◆ **Given instruction**
Omit images. Retype all entries verbatim.

Dataset items
━━━━━━━━━━━━━━━━━━━━

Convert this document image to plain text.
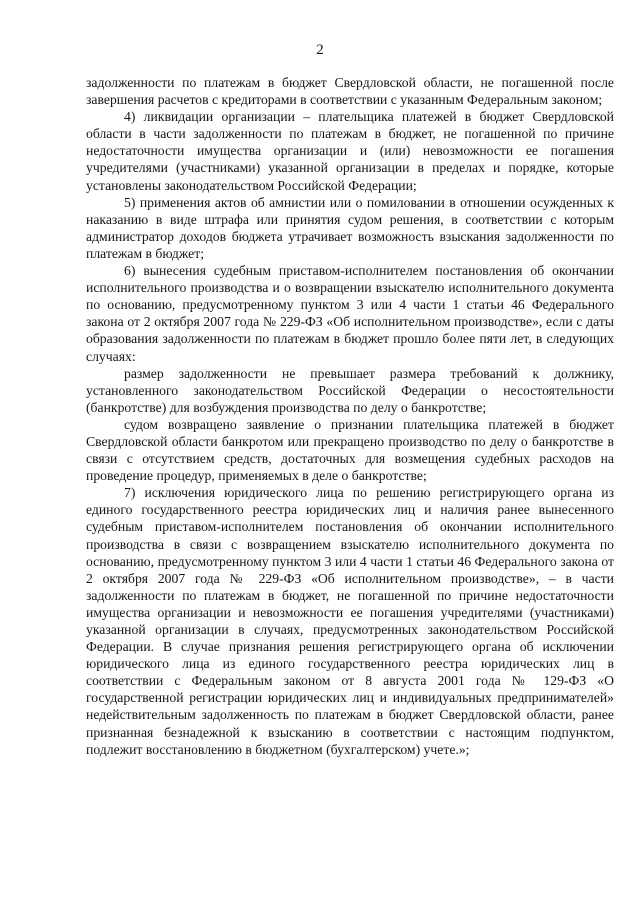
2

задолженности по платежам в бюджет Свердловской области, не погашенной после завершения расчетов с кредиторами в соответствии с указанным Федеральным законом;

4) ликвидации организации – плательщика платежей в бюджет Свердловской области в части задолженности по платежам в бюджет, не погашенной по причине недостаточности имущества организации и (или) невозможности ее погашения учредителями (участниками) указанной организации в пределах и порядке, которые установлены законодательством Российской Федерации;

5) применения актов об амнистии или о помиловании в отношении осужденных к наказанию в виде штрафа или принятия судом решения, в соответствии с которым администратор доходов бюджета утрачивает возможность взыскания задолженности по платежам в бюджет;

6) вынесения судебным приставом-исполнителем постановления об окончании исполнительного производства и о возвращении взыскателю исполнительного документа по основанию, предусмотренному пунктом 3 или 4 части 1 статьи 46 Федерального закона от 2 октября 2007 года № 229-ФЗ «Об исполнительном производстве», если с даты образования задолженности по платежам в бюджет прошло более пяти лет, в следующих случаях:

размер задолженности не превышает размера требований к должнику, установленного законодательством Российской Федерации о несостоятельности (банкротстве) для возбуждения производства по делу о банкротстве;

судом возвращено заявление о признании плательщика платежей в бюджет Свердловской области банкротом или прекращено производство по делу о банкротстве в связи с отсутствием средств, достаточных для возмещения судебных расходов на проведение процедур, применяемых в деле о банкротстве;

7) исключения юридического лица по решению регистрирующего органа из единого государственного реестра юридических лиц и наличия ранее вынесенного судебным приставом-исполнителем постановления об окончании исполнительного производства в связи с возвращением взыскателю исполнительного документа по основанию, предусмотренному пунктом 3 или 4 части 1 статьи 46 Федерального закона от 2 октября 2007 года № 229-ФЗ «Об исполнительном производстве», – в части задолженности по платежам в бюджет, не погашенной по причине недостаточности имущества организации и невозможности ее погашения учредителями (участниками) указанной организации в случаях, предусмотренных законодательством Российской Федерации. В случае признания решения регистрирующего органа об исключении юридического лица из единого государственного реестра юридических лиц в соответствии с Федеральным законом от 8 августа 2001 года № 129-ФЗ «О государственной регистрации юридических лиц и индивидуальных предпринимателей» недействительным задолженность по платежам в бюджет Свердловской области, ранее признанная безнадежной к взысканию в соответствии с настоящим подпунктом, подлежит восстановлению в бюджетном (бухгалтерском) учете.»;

━━━━━━━━━━━━━━━━━━━━

◆ **Task result**
Convert this document image to plain text.
2

задолженности по платежам в бюджет Свердловской области, не погашенной после завершения расчетов с кредиторами в соответствии с указанным Федеральным законом;

4) ликвидации организации – плательщика платежей в бюджет Свердловской области в части задолженности по платежам в бюджет, не погашенной по причине недостаточности имущества организации и (или) невозможности ее погашения учредителями (участниками) указанной организации в пределах и порядке, которые установлены законодательством Российской Федерации;

5) применения актов об амнистии или о помиловании в отношении осужденных к наказанию в виде штрафа или принятия судом решения, в соответствии с которым администратор доходов бюджета утрачивает возможность взыскания задолженности по платежам в бюджет;

6) вынесения судебным приставом-исполнителем постановления об окончании исполнительного производства и о возвращении взыскателю исполнительного документа по основанию, предусмотренному пунктом 3 или 4 части 1 статьи 46 Федерального закона от 2 октября 2007 года № 229-ФЗ «Об исполнительном производстве», если с даты образования задолженности по платежам в бюджет прошло более пяти лет, в следующих случаях:

размер задолженности не превышает размера требований к должнику, установленного законодательством Российской Федерации о несостоятельности (банкротстве) для возбуждения производства по делу о банкротстве;

судом возвращено заявление о признании плательщика платежей в бюджет Свердловской области банкротом или прекращено производство по делу о банкротстве в связи с отсутствием средств, достаточных для возмещения судебных расходов на проведение процедур, применяемых в деле о банкротстве;

7) исключения юридического лица по решению регистрирующего органа из единого государственного реестра юридических лиц и наличия ранее вынесенного судебным приставом-исполнителем постановления об окончании исполнительного производства в связи с возвращением взыскателю исполнительного документа по основанию, предусмотренному пунктом 3 или 4 части 1 статьи 46 Федерального закона от 2 октября 2007 года № 229-ФЗ «Об исполнительном производстве», – в части задолженности по платежам в бюджет, не погашенной по причине недостаточности имущества организации и невозможности ее погашения учредителями (участниками) указанной организации в случаях, предусмотренных законодательством Российской Федерации. В случае признания решения регистрирующего органа об исключении юридического лица из единого государственного реестра юридических лиц в соответствии с Федеральным законом от 8 августа 2001 года № 129-ФЗ «О государственной регистрации юридических лиц и индивидуальных предпринимателей» недействительным задолженность по платежам в бюджет Свердловской области, ранее признанная безнадежной к взысканию в соответствии с настоящим подпунктом, подлежит восстановлению в бюджетном (бухгалтерском) учете.»;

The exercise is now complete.